課題内容 - 抜粋によると、M27を撮り増しした後の総露光時間はどのくらいになりましたか。

抜粋 -
M27とM57

前回の記事に引き続き、Sky-Watcher MAK127にKenko クローズアップレンズNo.4とNo.5を2枚重ねてレデューサーとした構成で撮影した画像を紹介します。

r77-maabow.hatenablog.com

M8,M17を撮影したあと、他に面白そうな被写体はないかと選んだものが惑星状星雲のM27とM57です。惑星状星雲は視直径が小さく、特にM57は視直径が小さいので本当ならばMAK127の直焦点(FL=1,500mm)か、クローズアップレンズ1枚(No.5でFL=1,200mm)で撮った方が良かったかもしれません。しかし、この構成でどの程度写るか見てみようという事で撮影してみました。

M27

7月24に撮影して仕上げてみると、総露光時間は36分でしたがかなり良く写っていました。X(旧Twitter)に投稿して多くの「いいね」をもらえて気を良くしたので、更に周りの淡い部分が写らないかと思い、2日ほど撮り増しして総露光時間は2時間半弱となりました。

データセット記録 -
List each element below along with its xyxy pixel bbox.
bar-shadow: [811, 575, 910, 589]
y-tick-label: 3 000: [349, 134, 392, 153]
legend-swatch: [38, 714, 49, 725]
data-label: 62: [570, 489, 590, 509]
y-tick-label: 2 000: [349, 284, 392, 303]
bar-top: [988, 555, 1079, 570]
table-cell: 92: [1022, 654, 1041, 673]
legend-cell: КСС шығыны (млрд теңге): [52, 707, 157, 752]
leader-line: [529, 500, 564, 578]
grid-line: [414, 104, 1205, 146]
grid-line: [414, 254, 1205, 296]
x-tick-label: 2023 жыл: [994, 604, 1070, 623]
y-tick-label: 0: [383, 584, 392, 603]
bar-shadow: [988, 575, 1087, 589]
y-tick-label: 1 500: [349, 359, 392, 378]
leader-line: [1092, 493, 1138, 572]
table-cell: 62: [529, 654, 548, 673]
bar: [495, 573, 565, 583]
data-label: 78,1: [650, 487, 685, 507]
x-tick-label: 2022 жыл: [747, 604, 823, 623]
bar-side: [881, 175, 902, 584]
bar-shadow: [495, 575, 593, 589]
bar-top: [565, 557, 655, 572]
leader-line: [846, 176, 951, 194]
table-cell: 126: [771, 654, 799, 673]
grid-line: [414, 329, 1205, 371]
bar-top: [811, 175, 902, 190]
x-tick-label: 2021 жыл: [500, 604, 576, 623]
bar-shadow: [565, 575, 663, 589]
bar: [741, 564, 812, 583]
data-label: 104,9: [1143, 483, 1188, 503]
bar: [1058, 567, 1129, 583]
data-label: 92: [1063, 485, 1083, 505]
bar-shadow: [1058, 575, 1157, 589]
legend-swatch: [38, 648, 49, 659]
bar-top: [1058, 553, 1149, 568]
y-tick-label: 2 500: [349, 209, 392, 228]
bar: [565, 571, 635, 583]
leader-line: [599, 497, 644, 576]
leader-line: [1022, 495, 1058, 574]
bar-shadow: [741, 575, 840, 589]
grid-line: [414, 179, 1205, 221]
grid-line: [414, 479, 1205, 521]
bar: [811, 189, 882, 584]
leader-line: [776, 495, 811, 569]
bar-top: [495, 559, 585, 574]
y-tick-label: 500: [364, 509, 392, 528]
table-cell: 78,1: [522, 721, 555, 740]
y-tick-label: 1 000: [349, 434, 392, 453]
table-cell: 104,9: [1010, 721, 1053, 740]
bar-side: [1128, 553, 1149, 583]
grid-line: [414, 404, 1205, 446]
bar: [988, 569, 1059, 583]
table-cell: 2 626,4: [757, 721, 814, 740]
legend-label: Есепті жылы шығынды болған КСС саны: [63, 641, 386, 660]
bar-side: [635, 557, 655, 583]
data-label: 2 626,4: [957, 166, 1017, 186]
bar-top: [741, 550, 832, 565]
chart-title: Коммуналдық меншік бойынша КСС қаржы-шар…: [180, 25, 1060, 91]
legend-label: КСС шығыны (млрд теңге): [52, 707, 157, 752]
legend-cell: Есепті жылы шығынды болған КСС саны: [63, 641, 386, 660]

解答欄 - 2時間半弱になりました。